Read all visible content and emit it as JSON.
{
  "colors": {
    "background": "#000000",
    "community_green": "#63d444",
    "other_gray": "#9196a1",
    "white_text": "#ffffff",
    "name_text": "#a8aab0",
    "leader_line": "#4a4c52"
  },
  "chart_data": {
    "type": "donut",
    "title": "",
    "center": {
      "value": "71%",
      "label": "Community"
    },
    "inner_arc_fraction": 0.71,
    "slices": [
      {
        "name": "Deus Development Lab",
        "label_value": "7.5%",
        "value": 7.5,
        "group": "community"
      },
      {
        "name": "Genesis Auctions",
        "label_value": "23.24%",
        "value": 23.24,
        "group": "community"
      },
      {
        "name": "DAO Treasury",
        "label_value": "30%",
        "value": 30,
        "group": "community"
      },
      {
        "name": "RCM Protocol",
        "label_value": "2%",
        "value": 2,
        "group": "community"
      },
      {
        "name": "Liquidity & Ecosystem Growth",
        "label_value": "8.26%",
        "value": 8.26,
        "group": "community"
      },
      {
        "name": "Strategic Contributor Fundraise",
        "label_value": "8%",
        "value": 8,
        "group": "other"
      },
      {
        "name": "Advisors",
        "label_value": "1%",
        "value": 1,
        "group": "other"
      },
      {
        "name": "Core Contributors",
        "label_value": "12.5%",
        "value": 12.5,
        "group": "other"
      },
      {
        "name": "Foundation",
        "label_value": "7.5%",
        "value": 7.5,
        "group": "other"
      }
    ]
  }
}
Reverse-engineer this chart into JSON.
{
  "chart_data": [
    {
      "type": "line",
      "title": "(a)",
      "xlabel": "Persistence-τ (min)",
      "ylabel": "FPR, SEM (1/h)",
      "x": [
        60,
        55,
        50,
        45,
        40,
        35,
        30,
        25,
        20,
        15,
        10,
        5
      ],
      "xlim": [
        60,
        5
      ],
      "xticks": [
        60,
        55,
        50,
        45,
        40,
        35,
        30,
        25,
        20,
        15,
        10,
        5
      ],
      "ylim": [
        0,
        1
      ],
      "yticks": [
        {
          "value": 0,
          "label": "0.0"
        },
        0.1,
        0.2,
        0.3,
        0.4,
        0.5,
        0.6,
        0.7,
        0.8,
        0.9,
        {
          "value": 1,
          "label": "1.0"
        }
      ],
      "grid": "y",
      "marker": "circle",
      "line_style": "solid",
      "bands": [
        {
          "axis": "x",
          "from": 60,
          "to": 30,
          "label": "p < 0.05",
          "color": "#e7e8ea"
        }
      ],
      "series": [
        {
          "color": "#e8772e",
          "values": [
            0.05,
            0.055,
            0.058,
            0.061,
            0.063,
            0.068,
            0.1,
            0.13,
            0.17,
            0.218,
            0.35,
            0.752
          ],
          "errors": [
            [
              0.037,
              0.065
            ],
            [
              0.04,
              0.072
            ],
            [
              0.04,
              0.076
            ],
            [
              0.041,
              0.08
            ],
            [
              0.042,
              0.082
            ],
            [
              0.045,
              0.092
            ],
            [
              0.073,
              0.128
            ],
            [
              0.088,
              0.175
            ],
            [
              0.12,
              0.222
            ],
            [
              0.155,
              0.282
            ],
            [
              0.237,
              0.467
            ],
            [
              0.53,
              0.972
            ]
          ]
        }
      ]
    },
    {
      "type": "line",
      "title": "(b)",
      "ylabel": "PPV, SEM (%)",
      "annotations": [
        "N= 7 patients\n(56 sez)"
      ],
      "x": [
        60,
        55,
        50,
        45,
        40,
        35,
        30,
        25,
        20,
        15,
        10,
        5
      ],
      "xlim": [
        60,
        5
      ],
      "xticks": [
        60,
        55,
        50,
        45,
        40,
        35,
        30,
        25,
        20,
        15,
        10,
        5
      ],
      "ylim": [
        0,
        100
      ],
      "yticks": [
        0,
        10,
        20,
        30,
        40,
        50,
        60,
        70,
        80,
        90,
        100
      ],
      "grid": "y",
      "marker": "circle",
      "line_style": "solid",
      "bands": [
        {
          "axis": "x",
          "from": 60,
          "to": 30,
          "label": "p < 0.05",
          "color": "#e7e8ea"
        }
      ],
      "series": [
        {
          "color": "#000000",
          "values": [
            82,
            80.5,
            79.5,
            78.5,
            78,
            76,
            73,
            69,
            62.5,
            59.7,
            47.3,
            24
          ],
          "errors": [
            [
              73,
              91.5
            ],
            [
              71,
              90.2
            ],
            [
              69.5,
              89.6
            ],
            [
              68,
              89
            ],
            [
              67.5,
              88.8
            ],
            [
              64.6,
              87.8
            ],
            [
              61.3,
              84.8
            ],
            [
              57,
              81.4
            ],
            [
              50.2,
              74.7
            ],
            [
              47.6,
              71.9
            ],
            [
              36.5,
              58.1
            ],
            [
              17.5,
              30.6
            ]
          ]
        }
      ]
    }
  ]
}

══════════════════════════════

▶ WHAT TO WORK ON: Your task is to output all of the data above word for word.

▶ RESPONSE:
Read all visible content and emit it as JSON.
{
  "colors": {
    "background": "#000000",
    "community_green": "#63d444",
    "other_gray": "#9196a1",
    "white_text": "#ffffff",
    "name_text": "#a8aab0",
    "leader_line": "#4a4c52"
  },
  "chart_data": {
    "type": "donut",
    "title": "",
    "center": {
      "value": "71%",
      "label": "Community"
    },
    "inner_arc_fraction": 0.71,
    "slices": [
      {
        "name": "Deus Development Lab",
        "label_value": "7.5%",
        "value": 7.5,
        "group": "community"
      },
      {
        "name": "Genesis Auctions",
        "label_value": "23.24%",
        "value": 23.24,
        "group": "community"
      },
      {
        "name": "DAO Treasury",
        "label_value": "30%",
        "value": 30,
        "group": "community"
      },
      {
        "name": "RCM Protocol",
        "label_value": "2%",
        "value": 2,
        "group": "community"
      },
      {
        "name": "Liquidity & Ecosystem Growth",
        "label_value": "8.26%",
        "value": 8.26,
        "group": "community"
      },
      {
        "name": "Strategic Contributor Fundraise",
        "label_value": "8%",
        "value": 8,
        "group": "other"
      },
      {
        "name": "Advisors",
        "label_value": "1%",
        "value": 1,
        "group": "other"
      },
      {
        "name": "Core Contributors",
        "label_value": "12.5%",
        "value": 12.5,
        "group": "other"
      },
      {
        "name": "Foundation",
        "label_value": "7.5%",
        "value": 7.5,
        "group": "other"
      }
    ]
  }
}
Reverse-engineer this chart into JSON.
{
  "chart_data": [
    {
      "type": "line",
      "title": "(a)",
      "xlabel": "Persistence-τ (min)",
      "ylabel": "FPR, SEM (1/h)",
      "x": [
        60,
        55,
        50,
        45,
        40,
        35,
        30,
        25,
        20,
        15,
        10,
        5
      ],
      "xlim": [
        60,
        5
      ],
      "xticks": [
        60,
        55,
        50,
        45,
        40,
        35,
        30,
        25,
        20,
        15,
        10,
        5
      ],
      "ylim": [
        0,
        1
      ],
      "yticks": [
        {
          "value": 0,
          "label": "0.0"
        },
        0.1,
        0.2,
        0.3,
        0.4,
        0.5,
        0.6,
        0.7,
        0.8,
        0.9,
        {
          "value": 1,
          "label": "1.0"
        }
      ],
      "grid": "y",
      "marker": "circle",
      "line_style": "solid",
      "bands": [
        {
          "axis": "x",
          "from": 60,
          "to": 30,
          "label": "p < 0.05",
          "color": "#e7e8ea"
        }
      ],
      "series": [
        {
          "color": "#e8772e",
          "values": [
            0.05,
            0.055,
            0.058,
            0.061,
            0.063,
            0.068,
            0.1,
            0.13,
            0.17,
            0.218,
            0.35,
            0.752
          ],
          "errors": [
            [
              0.037,
              0.065
            ],
            [
              0.04,
              0.072
            ],
            [
              0.04,
              0.076
            ],
            [
              0.041,
              0.08
            ],
            [
              0.042,
              0.082
            ],
            [
              0.045,
              0.092
            ],
            [
              0.073,
              0.128
            ],
            [
              0.088,
              0.175
            ],
            [
              0.12,
              0.222
            ],
            [
              0.155,
              0.282
            ],
            [
              0.237,
              0.467
            ],
            [
              0.53,
              0.972
            ]
          ]
        }
      ]
    },
    {
      "type": "line",
      "title": "(b)",
      "ylabel": "PPV, SEM (%)",
      "annotations": [
        "N= 7 patients\n(56 sez)"
      ],
      "x": [
        60,
        55,
        50,
        45,
        40,
        35,
        30,
        25,
        20,
        15,
        10,
        5
      ],
      "xlim": [
        60,
        5
      ],
      "xticks": [
        60,
        55,
        50,
        45,
        40,
        35,
        30,
        25,
        20,
        15,
        10,
        5
      ],
      "ylim": [
        0,
        100
      ],
      "yticks": [
        0,
        10,
        20,
        30,
        40,
        50,
        60,
        70,
        80,
        90,
        100
      ],
      "grid": "y",
      "marker": "circle",
      "line_style": "solid",
      "bands": [
        {
          "axis": "x",
          "from": 60,
          "to": 30,
          "label": "p < 0.05",
          "color": "#e7e8ea"
        }
      ],
      "series": [
        {
          "color": "#000000",
          "values": [
            82,
            80.5,
            79.5,
            78.5,
            78,
            76,
            73,
            69,
            62.5,
            59.7,
            47.3,
            24
          ],
          "errors": [
            [
              73,
              91.5
            ],
            [
              71,
              90.2
            ],
            [
              69.5,
              89.6
            ],
            [
              68,
              89
            ],
            [
              67.5,
              88.8
            ],
            [
              64.6,
              87.8
            ],
            [
              61.3,
              84.8
            ],
            [
              57,
              81.4
            ],
            [
              50.2,
              74.7
            ],
            [
              47.6,
              71.9
            ],
            [
              36.5,
              58.1
            ],
            [
              17.5,
              30.6
            ]
          ]
        }
      ]
    }
  ]
}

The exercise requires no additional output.